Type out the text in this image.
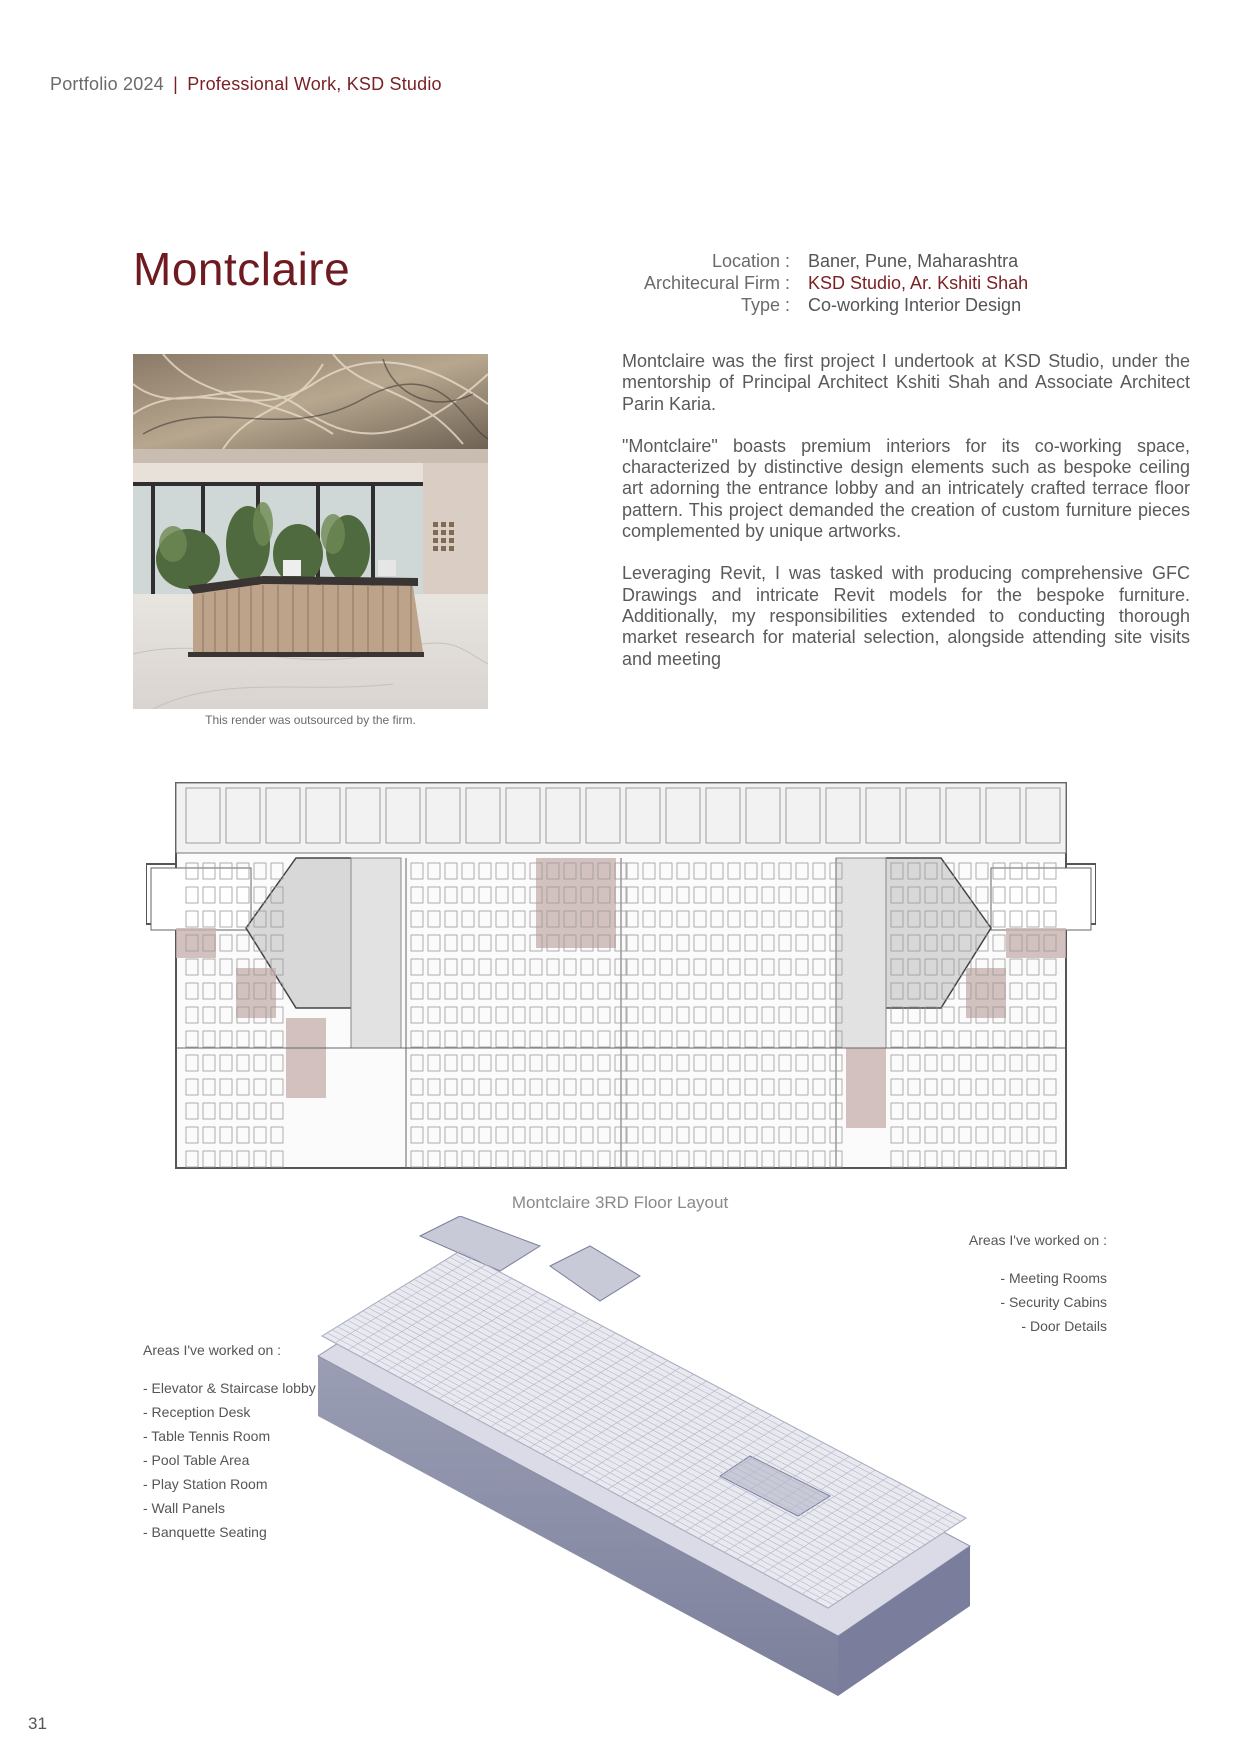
Portfolio 2024 | Professional Work, KSD Studio
Montclaire	Location :	Baner, Pune, Maharashtra
Architecural Firm :	KSD Studio, Ar. Kshiti Shah
Type :	Co-working Interior Design
This render was outsourced by the firm.

Montclaire was the first project I undertook at KSD Studio, under the mentorship of Principal Architect Kshiti Shah and Associate Architect Parin Karia.

"Montclaire" boasts premium interiors for its co-working space, characterized by distinctive design elements such as bespoke ceiling art adorning the entrance lobby and an intricately crafted terrace floor pattern. This project demanded the creation of custom furniture pieces complemented by unique artworks.

Leveraging Revit, I was tasked with producing comprehensive GFC Drawings and intricate Revit models for the bespoke furniture. Additionally, my responsibilities extended to conducting thorough market research for material selection, alongside attending site visits and meeting

Montclaire 3RD Floor Layout
Areas I've worked on :
- Meeting Rooms
- Security Cabins
- Door Details
Areas I've worked on :
- Elevator & Staircase lobby
- Reception Desk
- Table Tennis Room
- Pool Table Area
- Play Station Room
- Wall Panels
- Banquette Seating
31
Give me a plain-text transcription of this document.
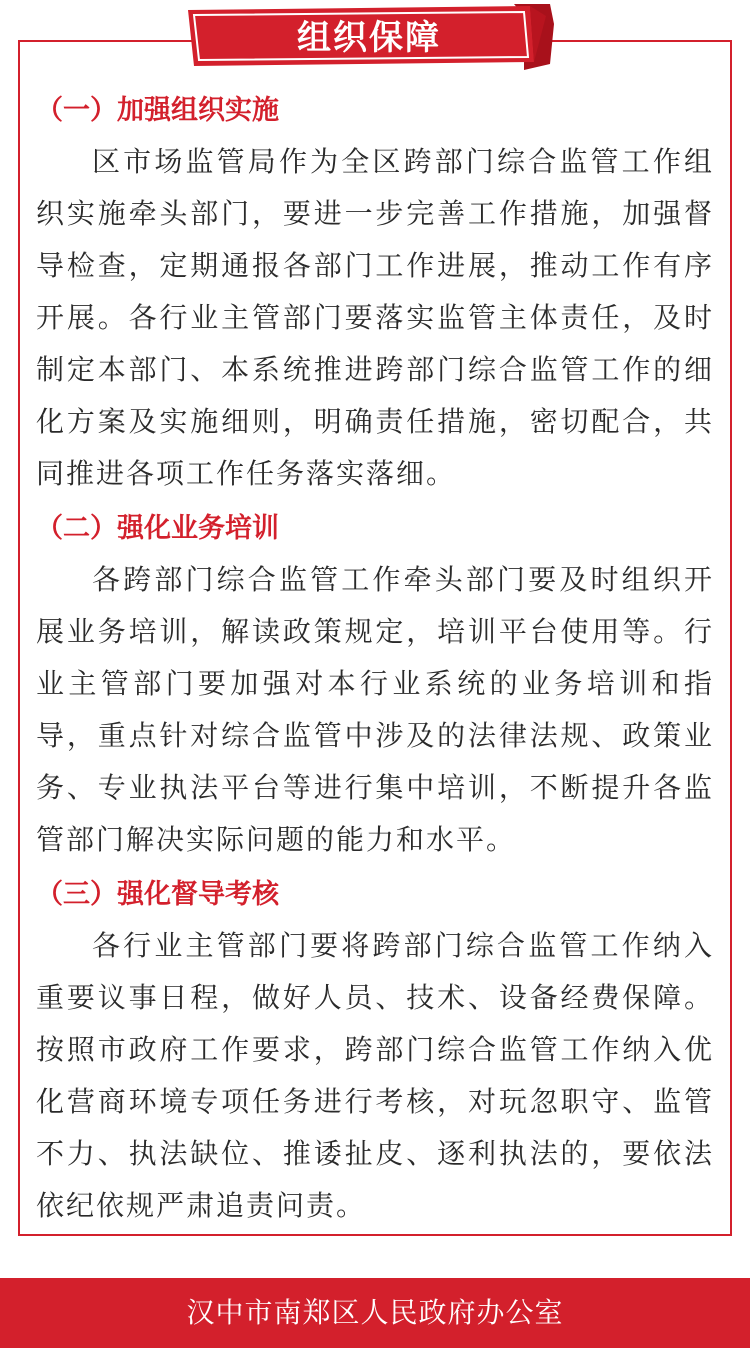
组织保障

（一）加强组织实施

区市场监管局作为全区跨部门综合监管工作组织实施牵头部门，要进一步完善工作措施，加强督导检查，定期通报各部门工作进展，推动工作有序开展。各行业主管部门要落实监管主体责任，及时制定本部门、本系统推进跨部门综合监管工作的细化方案及实施细则，明确责任措施，密切配合，共同推进各项工作任务落实落细。

（二）强化业务培训

各跨部门综合监管工作牵头部门要及时组织开展业务培训，解读政策规定，培训平台使用等。行业主管部门要加强对本行业系统的业务培训和指导，重点针对综合监管中涉及的法律法规、政策业务、专业执法平台等进行集中培训，不断提升各监管部门解决实际问题的能力和水平。

（三）强化督导考核

各行业主管部门要将跨部门综合监管工作纳入重要议事日程，做好人员、技术、设备经费保障。按照市政府工作要求，跨部门综合监管工作纳入优化营商环境专项任务进行考核，对玩忽职守、监管不力、执法缺位、推诿扯皮、逐利执法的，要依法依纪依规严肃追责问责。

汉中市南郑区人民政府办公室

- **SET EXERCISE**: Output, exactly, all the records above; include no pictures.

- **COMPLETE ANSWER**:
Type out the text in this image.
Portfolio 2024 | Professional Work, KSD Studio
Montclaire	Location :	Baner, Pune, Maharashtra
Architecural Firm :	KSD Studio, Ar. Kshiti Shah
Type :	Co-working Interior Design
This render was outsourced by the firm.

Montclaire was the first project I undertook at KSD Studio, under the mentorship of Principal Architect Kshiti Shah and Associate Architect Parin Karia.

"Montclaire" boasts premium interiors for its co-working space, characterized by distinctive design elements such as bespoke ceiling art adorning the entrance lobby and an intricately crafted terrace floor pattern. This project demanded the creation of custom furniture pieces complemented by unique artworks.

Leveraging Revit, I was tasked with producing comprehensive GFC Drawings and intricate Revit models for the bespoke furniture. Additionally, my responsibilities extended to conducting thorough market research for material selection, alongside attending site visits and meeting

Montclaire 3RD Floor Layout
Areas I've worked on :
- Meeting Rooms
- Security Cabins
- Door Details
Areas I've worked on :
- Elevator & Staircase lobby
- Reception Desk
- Table Tennis Room
- Pool Table Area
- Play Station Room
- Wall Panels
- Banquette Seating
31
Give me a plain-text transcription of this document.
组织保障

（一）加强组织实施

区市场监管局作为全区跨部门综合监管工作组织实施牵头部门，要进一步完善工作措施，加强督导检查，定期通报各部门工作进展，推动工作有序开展。各行业主管部门要落实监管主体责任，及时制定本部门、本系统推进跨部门综合监管工作的细化方案及实施细则，明确责任措施，密切配合，共同推进各项工作任务落实落细。

（二）强化业务培训

各跨部门综合监管工作牵头部门要及时组织开展业务培训，解读政策规定，培训平台使用等。行业主管部门要加强对本行业系统的业务培训和指导，重点针对综合监管中涉及的法律法规、政策业务、专业执法平台等进行集中培训，不断提升各监管部门解决实际问题的能力和水平。

（三）强化督导考核

各行业主管部门要将跨部门综合监管工作纳入重要议事日程，做好人员、技术、设备经费保障。按照市政府工作要求，跨部门综合监管工作纳入优化营商环境专项任务进行考核，对玩忽职守、监管不力、执法缺位、推诿扯皮、逐利执法的，要依法依纪依规严肃追责问责。

汉中市南郑区人民政府办公室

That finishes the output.